Available data START

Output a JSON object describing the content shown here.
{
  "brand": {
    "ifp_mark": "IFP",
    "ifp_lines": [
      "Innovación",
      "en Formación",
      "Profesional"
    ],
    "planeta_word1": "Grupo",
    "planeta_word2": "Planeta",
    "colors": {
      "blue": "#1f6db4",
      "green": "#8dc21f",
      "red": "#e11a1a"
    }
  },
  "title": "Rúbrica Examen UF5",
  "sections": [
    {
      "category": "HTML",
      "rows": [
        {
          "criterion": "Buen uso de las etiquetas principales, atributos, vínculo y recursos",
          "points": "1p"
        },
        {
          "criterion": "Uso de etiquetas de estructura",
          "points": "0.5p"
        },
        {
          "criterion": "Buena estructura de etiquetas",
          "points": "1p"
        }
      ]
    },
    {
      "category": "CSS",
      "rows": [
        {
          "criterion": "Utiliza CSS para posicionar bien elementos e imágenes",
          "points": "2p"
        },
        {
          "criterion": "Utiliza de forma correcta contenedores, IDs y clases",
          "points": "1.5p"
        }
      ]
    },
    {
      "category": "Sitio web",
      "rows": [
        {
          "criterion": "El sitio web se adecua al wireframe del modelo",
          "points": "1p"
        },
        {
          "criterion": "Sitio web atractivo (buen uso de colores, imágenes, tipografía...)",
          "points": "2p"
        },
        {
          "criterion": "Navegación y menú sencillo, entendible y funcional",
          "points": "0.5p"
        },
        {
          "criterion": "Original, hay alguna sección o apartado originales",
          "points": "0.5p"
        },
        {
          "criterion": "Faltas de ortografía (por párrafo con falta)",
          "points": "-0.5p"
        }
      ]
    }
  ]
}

Available data END

▶ **Requirement**
From the data above, gather every line that includes the word "estructura".

▶ **Your solution**
          "criterion": "Uso de etiquetas de estructura",
          "criterion": "Buena estructura de etiquetas",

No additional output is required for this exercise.